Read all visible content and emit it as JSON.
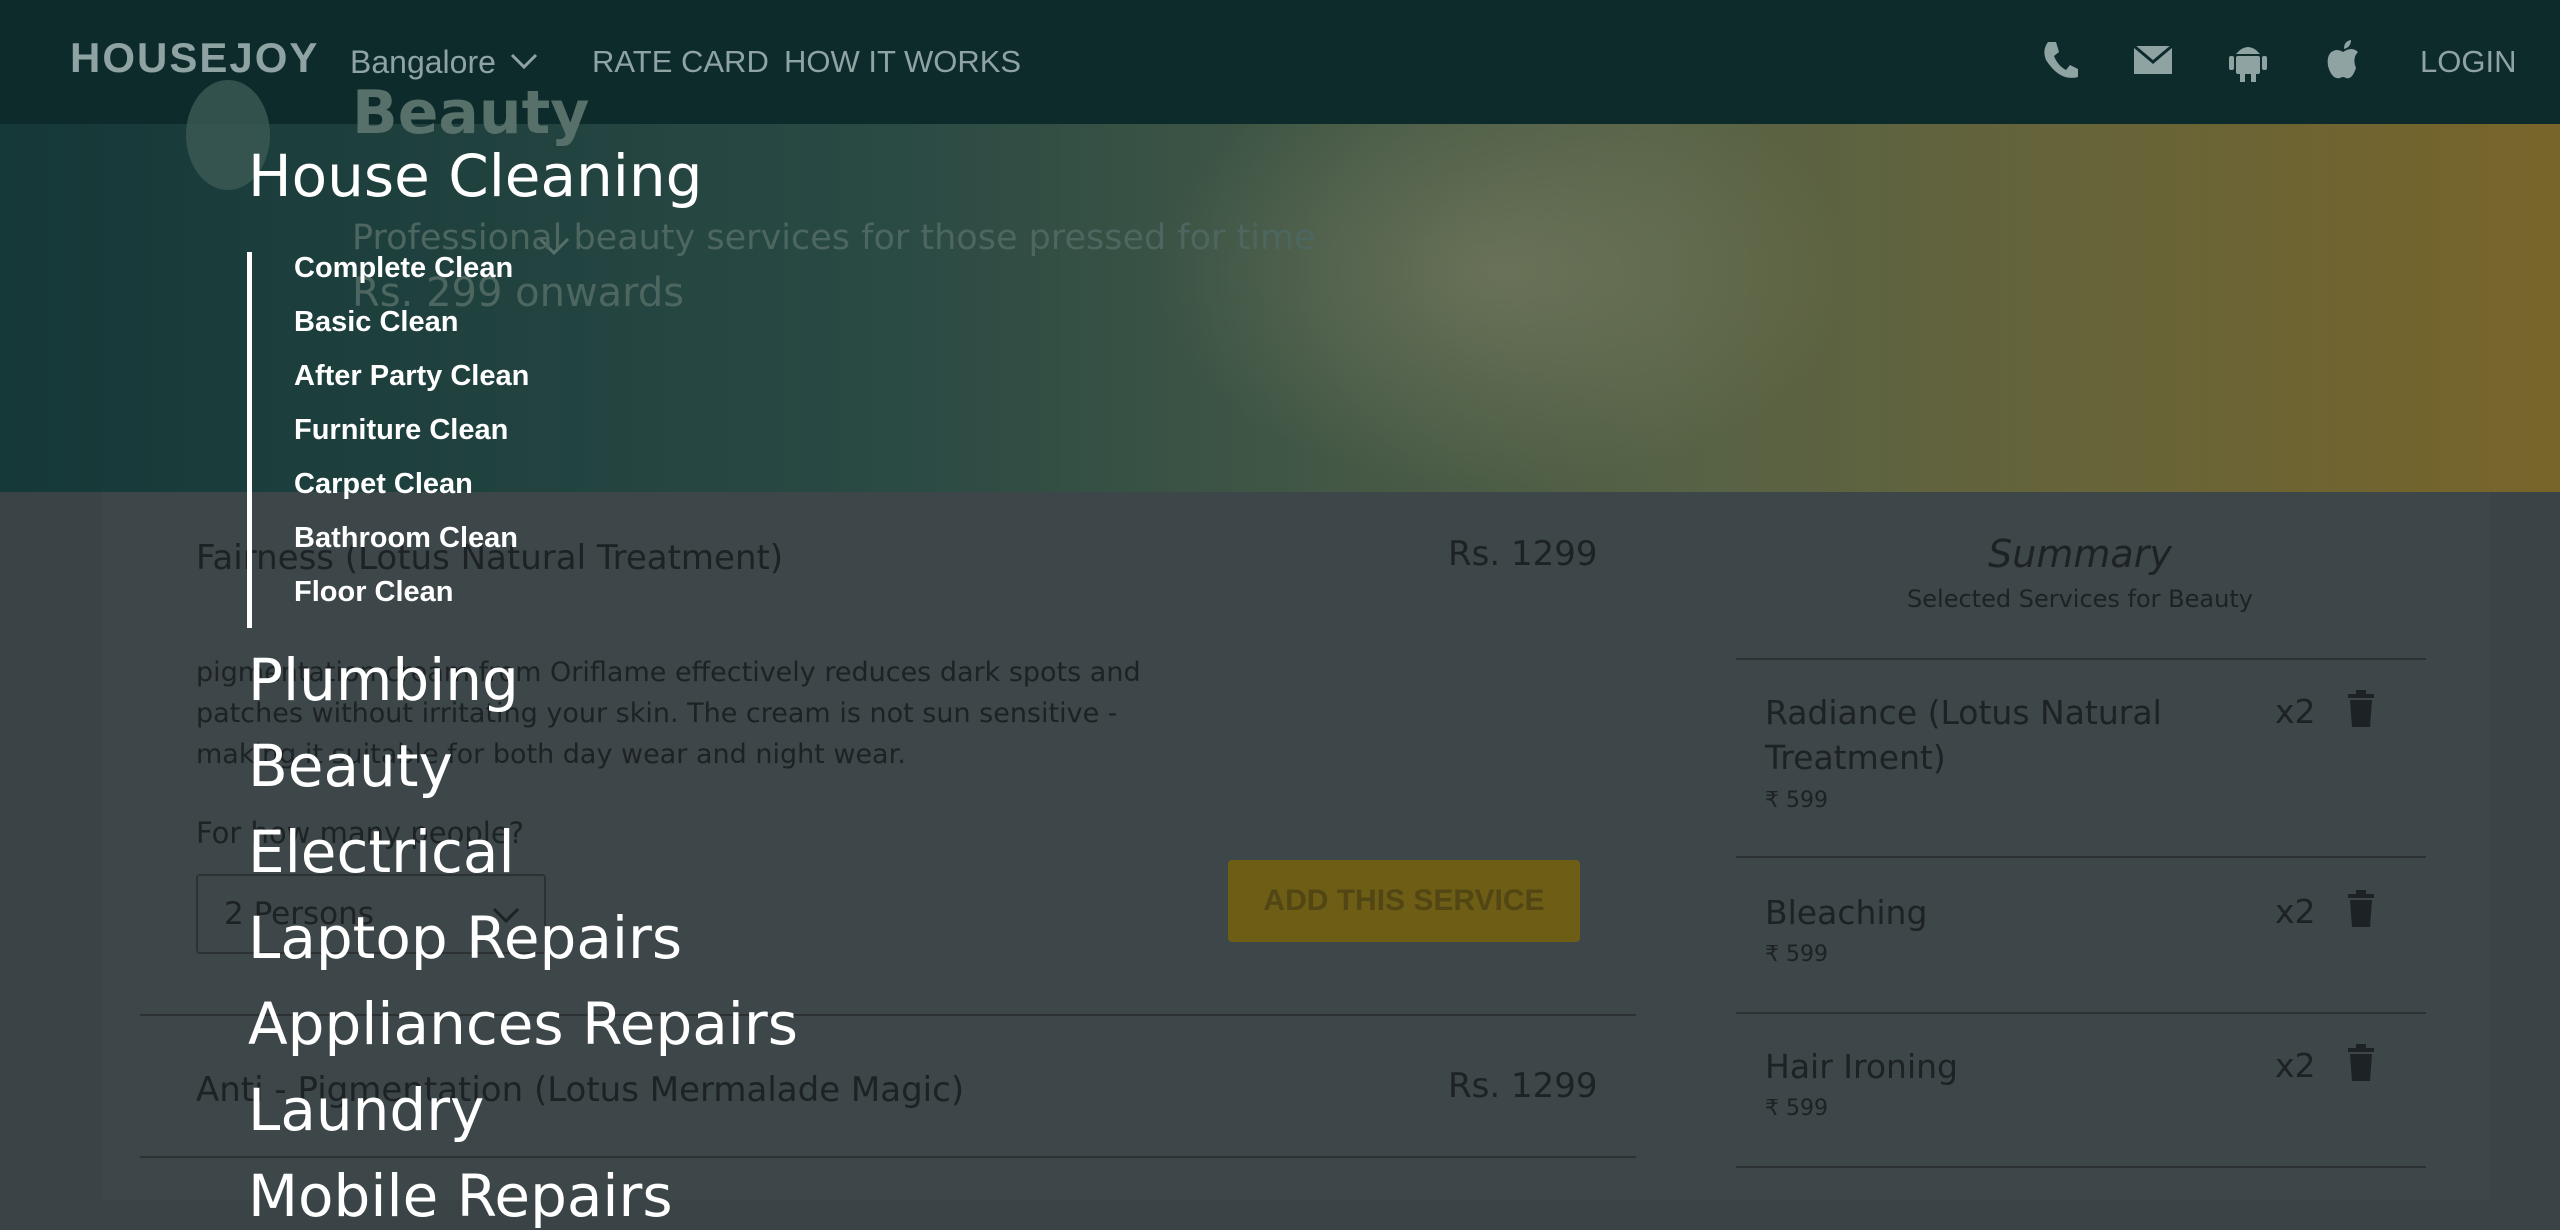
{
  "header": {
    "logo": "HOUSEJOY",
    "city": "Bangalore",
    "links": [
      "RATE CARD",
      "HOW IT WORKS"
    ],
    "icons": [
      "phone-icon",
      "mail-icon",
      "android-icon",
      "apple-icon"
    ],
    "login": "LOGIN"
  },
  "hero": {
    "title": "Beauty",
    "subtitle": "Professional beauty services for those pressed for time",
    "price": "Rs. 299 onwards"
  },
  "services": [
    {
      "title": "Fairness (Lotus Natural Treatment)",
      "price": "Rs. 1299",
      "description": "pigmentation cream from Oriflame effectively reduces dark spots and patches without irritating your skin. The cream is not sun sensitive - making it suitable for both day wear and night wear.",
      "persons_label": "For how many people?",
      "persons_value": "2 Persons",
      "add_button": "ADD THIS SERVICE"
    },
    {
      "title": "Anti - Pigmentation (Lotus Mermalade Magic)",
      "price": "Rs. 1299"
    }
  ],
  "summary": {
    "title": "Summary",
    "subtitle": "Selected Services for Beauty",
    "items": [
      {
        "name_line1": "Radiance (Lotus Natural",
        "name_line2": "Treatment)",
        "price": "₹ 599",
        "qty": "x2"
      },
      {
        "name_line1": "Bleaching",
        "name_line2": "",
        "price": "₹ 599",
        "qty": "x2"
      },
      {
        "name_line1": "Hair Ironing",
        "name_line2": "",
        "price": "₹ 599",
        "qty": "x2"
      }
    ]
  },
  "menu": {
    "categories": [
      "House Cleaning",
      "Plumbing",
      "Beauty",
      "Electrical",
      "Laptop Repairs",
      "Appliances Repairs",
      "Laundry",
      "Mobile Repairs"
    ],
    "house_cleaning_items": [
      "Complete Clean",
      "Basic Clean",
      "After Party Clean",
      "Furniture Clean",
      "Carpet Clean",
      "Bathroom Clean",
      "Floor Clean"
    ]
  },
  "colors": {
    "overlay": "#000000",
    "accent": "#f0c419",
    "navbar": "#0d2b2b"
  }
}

□ □ □

**Task prompt**
Scan the listing above for the word "Lotus" and copy every line that holds it.

**Response**
      "title": "Fairness (Lotus Natural Treatment)",
      "title": "Anti - Pigmentation (Lotus Mermalade Magic)",
        "name_line1": "Radiance (Lotus Natural",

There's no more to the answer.